* start *

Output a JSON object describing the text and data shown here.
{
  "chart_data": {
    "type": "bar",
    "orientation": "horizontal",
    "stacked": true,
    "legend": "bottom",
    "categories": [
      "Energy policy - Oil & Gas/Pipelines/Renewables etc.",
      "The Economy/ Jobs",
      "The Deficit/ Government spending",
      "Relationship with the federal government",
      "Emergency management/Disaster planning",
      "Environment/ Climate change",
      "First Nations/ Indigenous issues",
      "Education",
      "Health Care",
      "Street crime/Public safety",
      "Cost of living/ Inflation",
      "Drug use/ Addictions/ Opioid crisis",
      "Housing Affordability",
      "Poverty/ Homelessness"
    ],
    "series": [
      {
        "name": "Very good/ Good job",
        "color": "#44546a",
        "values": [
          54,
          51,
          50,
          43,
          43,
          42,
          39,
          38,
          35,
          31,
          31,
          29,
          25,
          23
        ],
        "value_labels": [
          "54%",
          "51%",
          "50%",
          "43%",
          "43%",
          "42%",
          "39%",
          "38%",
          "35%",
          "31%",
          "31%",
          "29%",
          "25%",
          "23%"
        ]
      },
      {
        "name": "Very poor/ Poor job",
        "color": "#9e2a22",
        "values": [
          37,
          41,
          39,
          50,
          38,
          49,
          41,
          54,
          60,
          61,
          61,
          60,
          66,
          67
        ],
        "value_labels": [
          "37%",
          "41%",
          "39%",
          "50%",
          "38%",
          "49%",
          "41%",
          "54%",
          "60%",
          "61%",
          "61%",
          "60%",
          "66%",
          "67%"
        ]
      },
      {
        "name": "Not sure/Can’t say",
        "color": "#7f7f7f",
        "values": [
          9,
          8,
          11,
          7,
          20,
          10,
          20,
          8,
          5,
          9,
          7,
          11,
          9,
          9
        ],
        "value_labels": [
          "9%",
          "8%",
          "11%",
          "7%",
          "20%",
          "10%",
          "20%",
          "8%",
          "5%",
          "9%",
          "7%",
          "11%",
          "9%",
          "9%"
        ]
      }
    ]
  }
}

* end *

Pick out all the lines with the word "Very" in them and copy them.

        "name": "Very good/ Good job",
        "name": "Very poor/ Poor job",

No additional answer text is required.